All entries below are to be retyped in full, precisely as they appear.

::::

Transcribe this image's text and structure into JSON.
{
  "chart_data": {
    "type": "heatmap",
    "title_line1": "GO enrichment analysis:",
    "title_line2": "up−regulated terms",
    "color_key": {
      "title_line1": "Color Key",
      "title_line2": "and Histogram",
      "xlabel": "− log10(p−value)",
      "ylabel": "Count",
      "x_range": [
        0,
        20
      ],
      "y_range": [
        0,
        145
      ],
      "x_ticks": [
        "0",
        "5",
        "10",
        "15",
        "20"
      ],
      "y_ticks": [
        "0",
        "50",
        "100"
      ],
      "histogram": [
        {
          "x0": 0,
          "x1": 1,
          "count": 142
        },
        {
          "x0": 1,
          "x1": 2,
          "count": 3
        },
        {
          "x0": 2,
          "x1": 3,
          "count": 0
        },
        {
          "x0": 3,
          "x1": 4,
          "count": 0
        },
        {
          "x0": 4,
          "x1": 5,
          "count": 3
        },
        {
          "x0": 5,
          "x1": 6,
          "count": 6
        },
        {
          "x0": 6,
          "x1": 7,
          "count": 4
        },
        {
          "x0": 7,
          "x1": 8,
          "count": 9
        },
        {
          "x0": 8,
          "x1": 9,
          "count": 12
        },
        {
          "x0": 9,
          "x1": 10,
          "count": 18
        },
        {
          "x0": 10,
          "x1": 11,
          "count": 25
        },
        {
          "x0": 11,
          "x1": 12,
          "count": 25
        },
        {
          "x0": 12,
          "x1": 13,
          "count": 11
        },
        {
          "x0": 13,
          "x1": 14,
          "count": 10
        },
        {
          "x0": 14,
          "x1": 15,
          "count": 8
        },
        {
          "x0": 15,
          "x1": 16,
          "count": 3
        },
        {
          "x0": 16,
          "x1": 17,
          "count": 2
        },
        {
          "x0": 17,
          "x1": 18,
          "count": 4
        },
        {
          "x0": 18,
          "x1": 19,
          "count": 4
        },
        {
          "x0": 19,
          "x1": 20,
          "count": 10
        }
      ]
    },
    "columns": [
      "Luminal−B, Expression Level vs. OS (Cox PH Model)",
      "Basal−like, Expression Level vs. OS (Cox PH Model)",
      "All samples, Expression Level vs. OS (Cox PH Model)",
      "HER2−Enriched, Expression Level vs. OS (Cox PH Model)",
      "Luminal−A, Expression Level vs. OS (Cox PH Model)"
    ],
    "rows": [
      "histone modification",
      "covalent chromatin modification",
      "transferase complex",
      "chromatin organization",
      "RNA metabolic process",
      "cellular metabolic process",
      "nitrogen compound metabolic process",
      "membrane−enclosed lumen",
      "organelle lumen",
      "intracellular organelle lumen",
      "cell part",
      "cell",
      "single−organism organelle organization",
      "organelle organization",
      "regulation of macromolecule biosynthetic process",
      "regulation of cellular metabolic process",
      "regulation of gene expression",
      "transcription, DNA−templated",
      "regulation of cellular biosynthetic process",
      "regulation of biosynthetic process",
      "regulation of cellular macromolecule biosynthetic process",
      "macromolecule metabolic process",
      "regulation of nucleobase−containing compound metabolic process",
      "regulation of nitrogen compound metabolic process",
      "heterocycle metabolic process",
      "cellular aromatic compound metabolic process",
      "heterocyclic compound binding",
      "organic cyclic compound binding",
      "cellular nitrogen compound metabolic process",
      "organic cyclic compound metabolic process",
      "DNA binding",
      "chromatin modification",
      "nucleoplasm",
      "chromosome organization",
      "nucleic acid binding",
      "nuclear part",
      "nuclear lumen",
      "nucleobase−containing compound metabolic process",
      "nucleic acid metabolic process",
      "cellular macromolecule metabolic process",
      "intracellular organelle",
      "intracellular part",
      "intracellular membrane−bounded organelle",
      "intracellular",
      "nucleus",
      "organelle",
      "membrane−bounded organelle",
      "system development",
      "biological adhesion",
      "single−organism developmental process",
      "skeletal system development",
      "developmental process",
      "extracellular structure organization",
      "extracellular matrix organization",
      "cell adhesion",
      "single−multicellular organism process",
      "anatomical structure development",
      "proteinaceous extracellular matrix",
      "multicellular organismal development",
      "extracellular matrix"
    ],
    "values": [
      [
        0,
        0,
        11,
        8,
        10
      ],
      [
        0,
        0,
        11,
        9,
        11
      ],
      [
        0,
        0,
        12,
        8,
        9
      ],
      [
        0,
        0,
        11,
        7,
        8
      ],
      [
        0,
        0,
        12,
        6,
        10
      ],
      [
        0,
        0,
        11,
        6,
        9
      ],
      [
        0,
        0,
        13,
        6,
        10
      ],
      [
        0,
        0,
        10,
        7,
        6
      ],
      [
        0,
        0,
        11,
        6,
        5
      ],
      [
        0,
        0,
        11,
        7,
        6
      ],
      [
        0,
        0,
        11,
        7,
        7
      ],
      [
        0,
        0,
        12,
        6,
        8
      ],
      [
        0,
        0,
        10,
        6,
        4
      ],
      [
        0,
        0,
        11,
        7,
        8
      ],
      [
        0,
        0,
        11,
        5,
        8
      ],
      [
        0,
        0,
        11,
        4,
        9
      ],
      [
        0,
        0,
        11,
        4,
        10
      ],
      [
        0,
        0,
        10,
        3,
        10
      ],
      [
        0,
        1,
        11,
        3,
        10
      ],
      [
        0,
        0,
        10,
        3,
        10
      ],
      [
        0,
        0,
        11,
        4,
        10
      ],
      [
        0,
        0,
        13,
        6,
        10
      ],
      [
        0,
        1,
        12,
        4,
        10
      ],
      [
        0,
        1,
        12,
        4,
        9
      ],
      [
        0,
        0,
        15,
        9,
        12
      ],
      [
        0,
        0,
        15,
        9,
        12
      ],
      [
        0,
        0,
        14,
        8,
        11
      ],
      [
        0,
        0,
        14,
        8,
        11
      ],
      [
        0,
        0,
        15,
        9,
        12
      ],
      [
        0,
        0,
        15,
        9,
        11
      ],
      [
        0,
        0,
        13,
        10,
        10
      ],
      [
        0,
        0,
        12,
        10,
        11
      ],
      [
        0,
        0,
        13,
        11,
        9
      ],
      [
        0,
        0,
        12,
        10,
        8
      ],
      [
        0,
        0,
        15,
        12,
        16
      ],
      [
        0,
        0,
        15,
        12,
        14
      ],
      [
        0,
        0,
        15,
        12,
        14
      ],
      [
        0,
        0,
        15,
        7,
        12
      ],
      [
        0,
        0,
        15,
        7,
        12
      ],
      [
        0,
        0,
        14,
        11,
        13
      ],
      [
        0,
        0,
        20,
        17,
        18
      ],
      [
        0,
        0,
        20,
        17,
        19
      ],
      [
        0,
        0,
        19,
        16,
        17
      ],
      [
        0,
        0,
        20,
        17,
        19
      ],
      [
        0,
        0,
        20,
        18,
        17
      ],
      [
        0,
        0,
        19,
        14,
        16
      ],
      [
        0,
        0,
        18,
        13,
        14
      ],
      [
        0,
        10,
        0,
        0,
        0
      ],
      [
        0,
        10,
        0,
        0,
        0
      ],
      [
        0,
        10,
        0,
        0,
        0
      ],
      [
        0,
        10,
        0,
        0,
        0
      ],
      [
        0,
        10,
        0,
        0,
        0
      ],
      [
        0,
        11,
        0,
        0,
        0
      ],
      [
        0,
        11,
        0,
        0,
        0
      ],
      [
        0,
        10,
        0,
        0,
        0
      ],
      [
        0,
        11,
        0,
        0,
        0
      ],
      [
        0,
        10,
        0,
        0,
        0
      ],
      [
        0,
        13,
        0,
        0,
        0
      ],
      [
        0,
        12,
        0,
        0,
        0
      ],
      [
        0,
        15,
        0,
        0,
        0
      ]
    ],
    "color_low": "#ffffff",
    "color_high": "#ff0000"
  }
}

::::

▸ **Answer to the problem**
Transcribe this image's text and structure into JSON.
{
  "chart_data": {
    "type": "heatmap",
    "title_line1": "GO enrichment analysis:",
    "title_line2": "up−regulated terms",
    "color_key": {
      "title_line1": "Color Key",
      "title_line2": "and Histogram",
      "xlabel": "− log10(p−value)",
      "ylabel": "Count",
      "x_range": [
        0,
        20
      ],
      "y_range": [
        0,
        145
      ],
      "x_ticks": [
        "0",
        "5",
        "10",
        "15",
        "20"
      ],
      "y_ticks": [
        "0",
        "50",
        "100"
      ],
      "histogram": [
        {
          "x0": 0,
          "x1": 1,
          "count": 142
        },
        {
          "x0": 1,
          "x1": 2,
          "count": 3
        },
        {
          "x0": 2,
          "x1": 3,
          "count": 0
        },
        {
          "x0": 3,
          "x1": 4,
          "count": 0
        },
        {
          "x0": 4,
          "x1": 5,
          "count": 3
        },
        {
          "x0": 5,
          "x1": 6,
          "count": 6
        },
        {
          "x0": 6,
          "x1": 7,
          "count": 4
        },
        {
          "x0": 7,
          "x1": 8,
          "count": 9
        },
        {
          "x0": 8,
          "x1": 9,
          "count": 12
        },
        {
          "x0": 9,
          "x1": 10,
          "count": 18
        },
        {
          "x0": 10,
          "x1": 11,
          "count": 25
        },
        {
          "x0": 11,
          "x1": 12,
          "count": 25
        },
        {
          "x0": 12,
          "x1": 13,
          "count": 11
        },
        {
          "x0": 13,
          "x1": 14,
          "count": 10
        },
        {
          "x0": 14,
          "x1": 15,
          "count": 8
        },
        {
          "x0": 15,
          "x1": 16,
          "count": 3
        },
        {
          "x0": 16,
          "x1": 17,
          "count": 2
        },
        {
          "x0": 17,
          "x1": 18,
          "count": 4
        },
        {
          "x0": 18,
          "x1": 19,
          "count": 4
        },
        {
          "x0": 19,
          "x1": 20,
          "count": 10
        }
      ]
    },
    "columns": [
      "Luminal−B, Expression Level vs. OS (Cox PH Model)",
      "Basal−like, Expression Level vs. OS (Cox PH Model)",
      "All samples, Expression Level vs. OS (Cox PH Model)",
      "HER2−Enriched, Expression Level vs. OS (Cox PH Model)",
      "Luminal−A, Expression Level vs. OS (Cox PH Model)"
    ],
    "rows": [
      "histone modification",
      "covalent chromatin modification",
      "transferase complex",
      "chromatin organization",
      "RNA metabolic process",
      "cellular metabolic process",
      "nitrogen compound metabolic process",
      "membrane−enclosed lumen",
      "organelle lumen",
      "intracellular organelle lumen",
      "cell part",
      "cell",
      "single−organism organelle organization",
      "organelle organization",
      "regulation of macromolecule biosynthetic process",
      "regulation of cellular metabolic process",
      "regulation of gene expression",
      "transcription, DNA−templated",
      "regulation of cellular biosynthetic process",
      "regulation of biosynthetic process",
      "regulation of cellular macromolecule biosynthetic process",
      "macromolecule metabolic process",
      "regulation of nucleobase−containing compound metabolic process",
      "regulation of nitrogen compound metabolic process",
      "heterocycle metabolic process",
      "cellular aromatic compound metabolic process",
      "heterocyclic compound binding",
      "organic cyclic compound binding",
      "cellular nitrogen compound metabolic process",
      "organic cyclic compound metabolic process",
      "DNA binding",
      "chromatin modification",
      "nucleoplasm",
      "chromosome organization",
      "nucleic acid binding",
      "nuclear part",
      "nuclear lumen",
      "nucleobase−containing compound metabolic process",
      "nucleic acid metabolic process",
      "cellular macromolecule metabolic process",
      "intracellular organelle",
      "intracellular part",
      "intracellular membrane−bounded organelle",
      "intracellular",
      "nucleus",
      "organelle",
      "membrane−bounded organelle",
      "system development",
      "biological adhesion",
      "single−organism developmental process",
      "skeletal system development",
      "developmental process",
      "extracellular structure organization",
      "extracellular matrix organization",
      "cell adhesion",
      "single−multicellular organism process",
      "anatomical structure development",
      "proteinaceous extracellular matrix",
      "multicellular organismal development",
      "extracellular matrix"
    ],
    "values": [
      [
        0,
        0,
        11,
        8,
        10
      ],
      [
        0,
        0,
        11,
        9,
        11
      ],
      [
        0,
        0,
        12,
        8,
        9
      ],
      [
        0,
        0,
        11,
        7,
        8
      ],
      [
        0,
        0,
        12,
        6,
        10
      ],
      [
        0,
        0,
        11,
        6,
        9
      ],
      [
        0,
        0,
        13,
        6,
        10
      ],
      [
        0,
        0,
        10,
        7,
        6
      ],
      [
        0,
        0,
        11,
        6,
        5
      ],
      [
        0,
        0,
        11,
        7,
        6
      ],
      [
        0,
        0,
        11,
        7,
        7
      ],
      [
        0,
        0,
        12,
        6,
        8
      ],
      [
        0,
        0,
        10,
        6,
        4
      ],
      [
        0,
        0,
        11,
        7,
        8
      ],
      [
        0,
        0,
        11,
        5,
        8
      ],
      [
        0,
        0,
        11,
        4,
        9
      ],
      [
        0,
        0,
        11,
        4,
        10
      ],
      [
        0,
        0,
        10,
        3,
        10
      ],
      [
        0,
        1,
        11,
        3,
        10
      ],
      [
        0,
        0,
        10,
        3,
        10
      ],
      [
        0,
        0,
        11,
        4,
        10
      ],
      [
        0,
        0,
        13,
        6,
        10
      ],
      [
        0,
        1,
        12,
        4,
        10
      ],
      [
        0,
        1,
        12,
        4,
        9
      ],
      [
        0,
        0,
        15,
        9,
        12
      ],
      [
        0,
        0,
        15,
        9,
        12
      ],
      [
        0,
        0,
        14,
        8,
        11
      ],
      [
        0,
        0,
        14,
        8,
        11
      ],
      [
        0,
        0,
        15,
        9,
        12
      ],
      [
        0,
        0,
        15,
        9,
        11
      ],
      [
        0,
        0,
        13,
        10,
        10
      ],
      [
        0,
        0,
        12,
        10,
        11
      ],
      [
        0,
        0,
        13,
        11,
        9
      ],
      [
        0,
        0,
        12,
        10,
        8
      ],
      [
        0,
        0,
        15,
        12,
        16
      ],
      [
        0,
        0,
        15,
        12,
        14
      ],
      [
        0,
        0,
        15,
        12,
        14
      ],
      [
        0,
        0,
        15,
        7,
        12
      ],
      [
        0,
        0,
        15,
        7,
        12
      ],
      [
        0,
        0,
        14,
        11,
        13
      ],
      [
        0,
        0,
        20,
        17,
        18
      ],
      [
        0,
        0,
        20,
        17,
        19
      ],
      [
        0,
        0,
        19,
        16,
        17
      ],
      [
        0,
        0,
        20,
        17,
        19
      ],
      [
        0,
        0,
        20,
        18,
        17
      ],
      [
        0,
        0,
        19,
        14,
        16
      ],
      [
        0,
        0,
        18,
        13,
        14
      ],
      [
        0,
        10,
        0,
        0,
        0
      ],
      [
        0,
        10,
        0,
        0,
        0
      ],
      [
        0,
        10,
        0,
        0,
        0
      ],
      [
        0,
        10,
        0,
        0,
        0
      ],
      [
        0,
        10,
        0,
        0,
        0
      ],
      [
        0,
        11,
        0,
        0,
        0
      ],
      [
        0,
        11,
        0,
        0,
        0
      ],
      [
        0,
        10,
        0,
        0,
        0
      ],
      [
        0,
        11,
        0,
        0,
        0
      ],
      [
        0,
        10,
        0,
        0,
        0
      ],
      [
        0,
        13,
        0,
        0,
        0
      ],
      [
        0,
        12,
        0,
        0,
        0
      ],
      [
        0,
        15,
        0,
        0,
        0
      ]
    ],
    "color_low": "#ffffff",
    "color_high": "#ff0000"
  }
}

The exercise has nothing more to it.